Reproduce each line exactly, including spacing and punctuation.

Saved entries
--

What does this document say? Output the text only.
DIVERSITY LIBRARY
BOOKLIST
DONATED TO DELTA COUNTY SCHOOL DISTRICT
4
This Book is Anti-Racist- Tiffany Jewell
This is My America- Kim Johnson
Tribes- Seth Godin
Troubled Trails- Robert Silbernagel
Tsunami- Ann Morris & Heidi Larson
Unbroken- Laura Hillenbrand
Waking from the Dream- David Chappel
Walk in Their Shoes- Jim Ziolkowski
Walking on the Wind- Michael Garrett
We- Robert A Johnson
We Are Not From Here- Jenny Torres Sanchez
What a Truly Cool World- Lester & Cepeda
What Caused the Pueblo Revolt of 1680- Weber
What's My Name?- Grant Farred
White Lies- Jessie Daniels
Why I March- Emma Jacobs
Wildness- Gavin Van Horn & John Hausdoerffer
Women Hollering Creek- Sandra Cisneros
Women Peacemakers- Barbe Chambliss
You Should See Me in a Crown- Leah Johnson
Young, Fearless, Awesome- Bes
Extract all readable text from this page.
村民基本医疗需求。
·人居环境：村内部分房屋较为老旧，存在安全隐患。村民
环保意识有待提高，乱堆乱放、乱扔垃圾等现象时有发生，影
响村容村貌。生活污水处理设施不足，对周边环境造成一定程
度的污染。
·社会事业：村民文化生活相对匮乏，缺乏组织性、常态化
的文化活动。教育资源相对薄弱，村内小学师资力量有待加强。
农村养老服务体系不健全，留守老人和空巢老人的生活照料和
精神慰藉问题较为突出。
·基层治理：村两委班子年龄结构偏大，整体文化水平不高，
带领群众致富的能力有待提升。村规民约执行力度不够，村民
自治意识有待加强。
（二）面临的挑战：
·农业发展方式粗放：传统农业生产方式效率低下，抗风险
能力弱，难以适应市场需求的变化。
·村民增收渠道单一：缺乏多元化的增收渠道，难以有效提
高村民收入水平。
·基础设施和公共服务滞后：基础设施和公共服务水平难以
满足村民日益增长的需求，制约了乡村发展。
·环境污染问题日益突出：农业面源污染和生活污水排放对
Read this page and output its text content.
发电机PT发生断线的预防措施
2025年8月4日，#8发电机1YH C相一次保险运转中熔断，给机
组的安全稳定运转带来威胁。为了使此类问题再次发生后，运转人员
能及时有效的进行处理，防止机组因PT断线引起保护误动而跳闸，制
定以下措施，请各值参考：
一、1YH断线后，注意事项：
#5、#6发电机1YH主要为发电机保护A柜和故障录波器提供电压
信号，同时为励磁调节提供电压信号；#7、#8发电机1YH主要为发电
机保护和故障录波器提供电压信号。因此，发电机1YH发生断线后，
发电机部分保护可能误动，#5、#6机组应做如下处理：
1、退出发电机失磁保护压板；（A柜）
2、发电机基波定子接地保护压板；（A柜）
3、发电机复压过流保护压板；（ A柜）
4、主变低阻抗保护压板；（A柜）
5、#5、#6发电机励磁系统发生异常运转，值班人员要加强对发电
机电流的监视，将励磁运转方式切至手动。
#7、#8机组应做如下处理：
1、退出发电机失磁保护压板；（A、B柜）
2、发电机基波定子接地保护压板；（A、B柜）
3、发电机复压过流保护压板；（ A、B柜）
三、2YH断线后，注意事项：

--

ANSWER TO THE TASK.
What does this document say? Output the text only.
DIVERSITY LIBRARY
BOOKLIST
DONATED TO DELTA COUNTY SCHOOL DISTRICT
4
This Book is Anti-Racist- Tiffany Jewell
This is My America- Kim Johnson
Tribes- Seth Godin
Troubled Trails- Robert Silbernagel
Tsunami- Ann Morris & Heidi Larson
Unbroken- Laura Hillenbrand
Waking from the Dream- David Chappel
Walk in Their Shoes- Jim Ziolkowski
Walking on the Wind- Michael Garrett
We- Robert A Johnson
We Are Not From Here- Jenny Torres Sanchez
What a Truly Cool World- Lester & Cepeda
What Caused the Pueblo Revolt of 1680- Weber
What's My Name?- Grant Farred
White Lies- Jessie Daniels
Why I March- Emma Jacobs
Wildness- Gavin Van Horn & John Hausdoerffer
Women Hollering Creek- Sandra Cisneros
Women Peacemakers- Barbe Chambliss
You Should See Me in a Crown- Leah Johnson
Young, Fearless, Awesome- Bes
Extract all readable text from this page.
村民基本医疗需求。
·人居环境：村内部分房屋较为老旧，存在安全隐患。村民
环保意识有待提高，乱堆乱放、乱扔垃圾等现象时有发生，影
响村容村貌。生活污水处理设施不足，对周边环境造成一定程
度的污染。
·社会事业：村民文化生活相对匮乏，缺乏组织性、常态化
的文化活动。教育资源相对薄弱，村内小学师资力量有待加强。
农村养老服务体系不健全，留守老人和空巢老人的生活照料和
精神慰藉问题较为突出。
·基层治理：村两委班子年龄结构偏大，整体文化水平不高，
带领群众致富的能力有待提升。村规民约执行力度不够，村民
自治意识有待加强。
（二）面临的挑战：
·农业发展方式粗放：传统农业生产方式效率低下，抗风险
能力弱，难以适应市场需求的变化。
·村民增收渠道单一：缺乏多元化的增收渠道，难以有效提
高村民收入水平。
·基础设施和公共服务滞后：基础设施和公共服务水平难以
满足村民日益增长的需求，制约了乡村发展。
·环境污染问题日益突出：农业面源污染和生活污水排放对
Read this page and output its text content.
发电机PT发生断线的预防措施
2025年8月4日，#8发电机1YH C相一次保险运转中熔断，给机
组的安全稳定运转带来威胁。为了使此类问题再次发生后，运转人员
能及时有效的进行处理，防止机组因PT断线引起保护误动而跳闸，制
定以下措施，请各值参考：
一、1YH断线后，注意事项：
#5、#6发电机1YH主要为发电机保护A柜和故障录波器提供电压
信号，同时为励磁调节提供电压信号；#7、#8发电机1YH主要为发电
机保护和故障录波器提供电压信号。因此，发电机1YH发生断线后，
发电机部分保护可能误动，#5、#6机组应做如下处理：
1、退出发电机失磁保护压板；（A柜）
2、发电机基波定子接地保护压板；（A柜）
3、发电机复压过流保护压板；（ A柜）
4、主变低阻抗保护压板；（A柜）
5、#5、#6发电机励磁系统发生异常运转，值班人员要加强对发电
机电流的监视，将励磁运转方式切至手动。
#7、#8机组应做如下处理：
1、退出发电机失磁保护压板；（A、B柜）
2、发电机基波定子接地保护压板；（A、B柜）
3、发电机复压过流保护压板；（ A、B柜）
三、2YH断线后，注意事项：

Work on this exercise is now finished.